↓

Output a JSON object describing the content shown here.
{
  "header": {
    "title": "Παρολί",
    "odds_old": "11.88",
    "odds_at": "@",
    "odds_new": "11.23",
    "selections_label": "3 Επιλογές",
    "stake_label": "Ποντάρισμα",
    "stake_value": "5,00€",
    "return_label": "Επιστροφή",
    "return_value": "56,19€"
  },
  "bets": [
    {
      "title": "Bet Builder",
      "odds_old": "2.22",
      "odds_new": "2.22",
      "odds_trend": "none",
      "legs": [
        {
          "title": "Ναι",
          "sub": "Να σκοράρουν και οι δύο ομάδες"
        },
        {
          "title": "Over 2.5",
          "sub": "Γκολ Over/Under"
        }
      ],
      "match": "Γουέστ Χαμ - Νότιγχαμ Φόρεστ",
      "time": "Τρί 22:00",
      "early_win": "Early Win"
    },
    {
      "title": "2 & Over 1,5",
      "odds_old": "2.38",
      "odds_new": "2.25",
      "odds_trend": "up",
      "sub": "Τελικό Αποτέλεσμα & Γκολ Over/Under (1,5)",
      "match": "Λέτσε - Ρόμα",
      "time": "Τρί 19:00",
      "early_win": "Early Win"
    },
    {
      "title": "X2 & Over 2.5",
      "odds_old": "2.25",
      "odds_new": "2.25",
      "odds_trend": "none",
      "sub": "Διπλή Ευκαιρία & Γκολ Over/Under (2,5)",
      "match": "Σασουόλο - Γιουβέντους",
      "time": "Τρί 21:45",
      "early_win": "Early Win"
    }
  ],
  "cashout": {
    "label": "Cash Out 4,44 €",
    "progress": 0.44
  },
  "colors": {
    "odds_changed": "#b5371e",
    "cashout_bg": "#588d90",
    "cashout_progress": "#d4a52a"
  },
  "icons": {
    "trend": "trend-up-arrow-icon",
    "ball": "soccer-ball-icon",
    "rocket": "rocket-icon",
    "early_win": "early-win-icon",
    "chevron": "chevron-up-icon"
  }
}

↑
↓

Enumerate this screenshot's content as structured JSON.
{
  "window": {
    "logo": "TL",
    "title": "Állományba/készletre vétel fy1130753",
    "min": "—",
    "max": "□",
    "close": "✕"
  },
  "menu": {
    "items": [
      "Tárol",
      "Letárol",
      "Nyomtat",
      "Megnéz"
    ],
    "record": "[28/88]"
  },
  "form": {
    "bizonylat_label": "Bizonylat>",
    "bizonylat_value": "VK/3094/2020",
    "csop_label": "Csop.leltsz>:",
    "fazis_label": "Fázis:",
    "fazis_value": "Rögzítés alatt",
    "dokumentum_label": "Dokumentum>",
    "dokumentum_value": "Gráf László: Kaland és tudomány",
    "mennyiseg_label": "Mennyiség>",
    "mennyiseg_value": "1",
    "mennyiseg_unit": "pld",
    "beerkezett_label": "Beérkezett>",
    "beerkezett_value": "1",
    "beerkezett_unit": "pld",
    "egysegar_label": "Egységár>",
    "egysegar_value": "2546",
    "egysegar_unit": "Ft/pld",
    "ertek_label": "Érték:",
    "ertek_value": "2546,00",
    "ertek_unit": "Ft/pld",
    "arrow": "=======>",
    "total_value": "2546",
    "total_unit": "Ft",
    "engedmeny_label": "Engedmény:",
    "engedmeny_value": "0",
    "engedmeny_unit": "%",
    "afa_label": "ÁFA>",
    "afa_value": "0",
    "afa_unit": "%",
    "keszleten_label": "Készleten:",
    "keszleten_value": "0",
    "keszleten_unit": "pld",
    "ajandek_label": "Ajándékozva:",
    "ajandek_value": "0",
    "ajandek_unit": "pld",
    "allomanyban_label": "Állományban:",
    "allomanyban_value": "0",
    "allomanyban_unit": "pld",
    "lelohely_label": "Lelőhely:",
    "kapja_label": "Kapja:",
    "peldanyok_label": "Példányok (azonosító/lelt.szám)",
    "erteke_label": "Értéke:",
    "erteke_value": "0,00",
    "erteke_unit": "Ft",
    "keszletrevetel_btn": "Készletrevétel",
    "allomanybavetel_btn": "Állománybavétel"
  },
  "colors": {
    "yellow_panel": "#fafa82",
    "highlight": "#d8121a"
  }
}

↑
↓

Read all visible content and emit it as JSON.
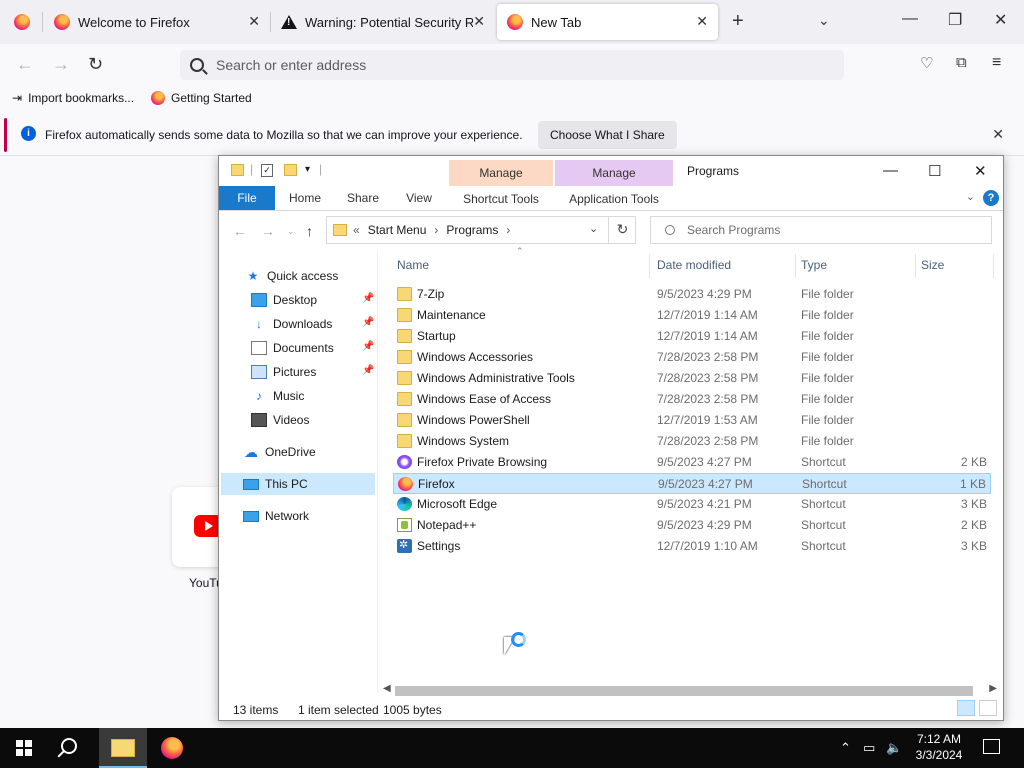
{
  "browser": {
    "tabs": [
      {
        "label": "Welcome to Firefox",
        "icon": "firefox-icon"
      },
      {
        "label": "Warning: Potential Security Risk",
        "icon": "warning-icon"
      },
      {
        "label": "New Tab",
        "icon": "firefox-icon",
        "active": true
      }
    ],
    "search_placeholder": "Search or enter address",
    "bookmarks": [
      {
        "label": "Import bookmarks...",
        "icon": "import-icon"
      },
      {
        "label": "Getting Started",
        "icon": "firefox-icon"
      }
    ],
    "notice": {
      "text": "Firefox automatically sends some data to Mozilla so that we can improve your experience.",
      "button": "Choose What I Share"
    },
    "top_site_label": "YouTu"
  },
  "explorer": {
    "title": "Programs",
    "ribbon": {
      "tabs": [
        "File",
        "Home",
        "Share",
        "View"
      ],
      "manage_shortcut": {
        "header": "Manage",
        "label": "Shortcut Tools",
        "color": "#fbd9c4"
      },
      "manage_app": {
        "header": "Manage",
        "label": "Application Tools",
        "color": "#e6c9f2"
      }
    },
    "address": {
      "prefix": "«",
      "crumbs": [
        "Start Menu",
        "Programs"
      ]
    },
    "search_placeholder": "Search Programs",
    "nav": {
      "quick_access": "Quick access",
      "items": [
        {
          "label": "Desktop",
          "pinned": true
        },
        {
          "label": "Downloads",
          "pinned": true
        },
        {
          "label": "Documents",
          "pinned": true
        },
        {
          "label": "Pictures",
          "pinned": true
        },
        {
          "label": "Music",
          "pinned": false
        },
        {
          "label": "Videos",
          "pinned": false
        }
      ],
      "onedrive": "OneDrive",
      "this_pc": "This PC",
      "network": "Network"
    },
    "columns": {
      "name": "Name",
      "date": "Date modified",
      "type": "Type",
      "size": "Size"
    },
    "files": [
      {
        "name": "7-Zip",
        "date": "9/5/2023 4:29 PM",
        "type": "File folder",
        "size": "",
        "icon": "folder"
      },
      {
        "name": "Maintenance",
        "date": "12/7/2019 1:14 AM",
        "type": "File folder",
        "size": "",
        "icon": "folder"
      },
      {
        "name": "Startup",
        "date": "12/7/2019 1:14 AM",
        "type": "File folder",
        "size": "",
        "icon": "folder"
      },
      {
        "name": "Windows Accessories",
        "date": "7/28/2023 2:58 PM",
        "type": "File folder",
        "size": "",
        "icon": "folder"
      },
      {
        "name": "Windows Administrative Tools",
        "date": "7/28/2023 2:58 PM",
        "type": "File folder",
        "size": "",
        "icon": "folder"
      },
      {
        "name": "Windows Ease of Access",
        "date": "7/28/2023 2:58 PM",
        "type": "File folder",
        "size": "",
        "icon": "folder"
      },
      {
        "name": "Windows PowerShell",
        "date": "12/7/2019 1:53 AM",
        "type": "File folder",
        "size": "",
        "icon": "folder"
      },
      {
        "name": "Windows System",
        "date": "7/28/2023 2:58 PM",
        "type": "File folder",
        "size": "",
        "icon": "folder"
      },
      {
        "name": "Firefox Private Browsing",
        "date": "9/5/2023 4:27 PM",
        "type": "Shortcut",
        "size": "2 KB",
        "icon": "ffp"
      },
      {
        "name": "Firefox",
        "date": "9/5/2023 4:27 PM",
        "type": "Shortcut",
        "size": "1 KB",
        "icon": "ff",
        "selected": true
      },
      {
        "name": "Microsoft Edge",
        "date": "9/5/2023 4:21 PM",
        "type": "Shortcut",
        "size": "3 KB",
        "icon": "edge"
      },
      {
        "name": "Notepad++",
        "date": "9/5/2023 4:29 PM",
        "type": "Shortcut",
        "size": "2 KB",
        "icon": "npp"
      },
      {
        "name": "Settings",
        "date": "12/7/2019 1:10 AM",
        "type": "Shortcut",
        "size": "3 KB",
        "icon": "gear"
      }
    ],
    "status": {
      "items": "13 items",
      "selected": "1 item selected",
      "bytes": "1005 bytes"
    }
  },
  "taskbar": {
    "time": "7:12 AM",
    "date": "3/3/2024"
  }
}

↑

• What you will do: Pick out each line above that includes "Tools" and show it.

• Solved exercise:
        "label": "Shortcut Tools",
        "label": "Application Tools",
        "name": "Windows Administrative Tools",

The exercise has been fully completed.